§ Problem to solve
Read the records below and report each line in which "prefix" occurs.

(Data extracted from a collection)
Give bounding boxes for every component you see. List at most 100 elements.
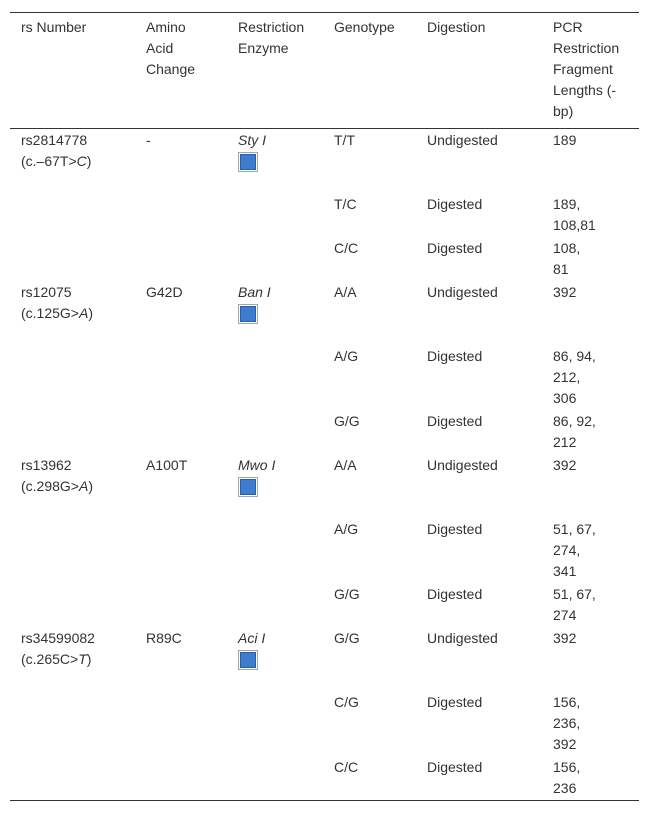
table-row: rs13962 (c.298G>A) A100T Mwo I A/A Undigested…: [10, 454, 639, 518]
genotype-cell: G/G: [323, 583, 416, 627]
fragment-line: 306: [553, 390, 577, 406]
fragments-cell: 108, 81: [542, 237, 639, 281]
table-row: G/G Digested 51, 67, 274: [10, 583, 639, 627]
fragments-cell: 392: [542, 281, 639, 345]
change-suffix: ): [88, 478, 93, 494]
amino-acid-cell: [135, 237, 227, 281]
snp-id: rs13962: [21, 457, 72, 473]
table-row: C/C Digested 108, 81: [10, 237, 639, 281]
fragment-line: 392: [553, 736, 577, 752]
genotype-cell: G/G: [323, 410, 416, 454]
fragments-cell: 189, 108,81: [542, 193, 639, 237]
table-row: rs2814778 (c.–67T>C) - Sty I T/T Undigested 18…: [10, 129, 639, 194]
change-prefix: (c.298G>: [21, 478, 79, 494]
amino-acid-cell: G42D: [135, 281, 227, 345]
enzyme-cell: [227, 410, 323, 454]
change-suffix: ): [88, 305, 93, 321]
snp-cell: [10, 237, 135, 281]
help-icon[interactable]: [238, 477, 258, 497]
fragments-cell: 86, 92, 212: [542, 410, 639, 454]
snp-cell: [10, 691, 135, 756]
icon-line: [238, 303, 319, 344]
digestion-cell: Digested: [416, 237, 542, 281]
genotype-cell: T/C: [323, 193, 416, 237]
enzyme-cell: [227, 756, 323, 801]
fragment-line: 189,: [553, 196, 581, 212]
enzyme-cell: [227, 583, 323, 627]
genotype: C/C: [334, 240, 359, 256]
table-row: G/G Digested 86, 92, 212: [10, 410, 639, 454]
enzyme-name: Mwo I: [238, 457, 276, 473]
column-header: Digestion: [416, 13, 542, 129]
snp-cell: [10, 193, 135, 237]
change-suffix: ): [86, 651, 92, 667]
genotype-cell: A/G: [323, 518, 416, 583]
help-icon[interactable]: [238, 152, 258, 172]
table-body: rs2814778 (c.–67T>C) - Sty I T/T Undigested 18…: [10, 129, 639, 801]
fragment-line: 212,: [553, 369, 581, 385]
header-line: Genotype: [334, 19, 395, 35]
snp-cell: rs12075 (c.125G>A): [10, 281, 135, 345]
table-row: A/G Digested 51, 67, 274, 341: [10, 518, 639, 583]
help-icon[interactable]: [238, 650, 258, 670]
change-prefix: (c.125G>: [21, 305, 79, 321]
enzyme-cell: Aci I: [227, 627, 323, 691]
enzyme-cell: [227, 345, 323, 410]
snp-change: (c.125G>A): [21, 303, 131, 324]
snp-cell: rs34599082 (c.265C>T): [10, 627, 135, 691]
digestion-cell: Undigested: [416, 281, 542, 345]
genotype: A/A: [334, 284, 357, 300]
change-allele: C: [76, 153, 87, 169]
fragment-line: 189: [553, 132, 577, 148]
enzyme-cell: [227, 237, 323, 281]
enzyme-name: Sty I: [238, 132, 267, 148]
amino-acid-cell: R89C: [135, 627, 227, 691]
column-header: Genotype: [323, 13, 416, 129]
header-line: Restriction: [238, 19, 305, 35]
fragment-line: 392: [553, 630, 577, 646]
enzyme-cell: Sty I: [227, 129, 323, 194]
amino-acid-change: G42D: [146, 284, 183, 300]
fragments-cell: 392: [542, 627, 639, 691]
genotype-cell: A/G: [323, 345, 416, 410]
header-line: Acid: [146, 40, 174, 56]
snp-cell: rs2814778 (c.–67T>C): [10, 129, 135, 194]
digestion: Digested: [427, 586, 483, 602]
table-header: rs Number Amino Acid Change Restriction Enzym…: [10, 12, 639, 129]
snp-cell: [10, 518, 135, 583]
table-row: rs12075 (c.125G>A) G42D Ban I A/A Undigested 3…: [10, 281, 639, 345]
genotype: G/G: [334, 630, 360, 646]
fragments-cell: 156, 236: [542, 756, 639, 801]
fragment-line: 51, 67,: [553, 521, 596, 537]
header-line: PCR: [553, 19, 583, 35]
fragment-line: 236: [553, 780, 577, 796]
genotype: A/G: [334, 348, 359, 364]
change-suffix: ): [86, 153, 92, 169]
snp-cell: [10, 345, 135, 410]
genotype-cell: C/G: [323, 691, 416, 756]
change-prefix: (c.265C>: [21, 651, 79, 667]
header-line: Lengths (-: [553, 82, 617, 98]
genotype: A/G: [334, 521, 359, 537]
digestion-cell: Digested: [416, 518, 542, 583]
digestion: Digested: [427, 413, 483, 429]
enzyme-cell: [227, 691, 323, 756]
fragment-line: 236,: [553, 715, 581, 731]
icon-line: [238, 649, 319, 690]
header-line: bp): [553, 103, 574, 119]
help-icon[interactable]: [238, 304, 258, 324]
digestion-cell: Digested: [416, 193, 542, 237]
genotype-cell: T/T: [323, 129, 416, 194]
amino-acid-cell: [135, 345, 227, 410]
amino-acid-change: -: [146, 132, 151, 148]
fragment-line: 108,: [553, 240, 581, 256]
column-header: Amino Acid Change: [135, 13, 227, 129]
help-icon-glyph: [240, 479, 256, 495]
fragment-line: 392: [553, 457, 577, 473]
enzyme-cell: [227, 193, 323, 237]
fragment-line: 51, 67,: [553, 586, 596, 602]
genotype: T/C: [334, 196, 357, 212]
fragments-cell: 51, 67, 274: [542, 583, 639, 627]
snp-change: (c.–67T>C): [21, 151, 131, 172]
amino-acid-cell: A100T: [135, 454, 227, 518]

§ Task solution
change-prefix: (c.298G>: [21, 478, 79, 494]
change-prefix: (c.125G>: [21, 305, 79, 321]
change-prefix: (c.265C>: [21, 651, 79, 667]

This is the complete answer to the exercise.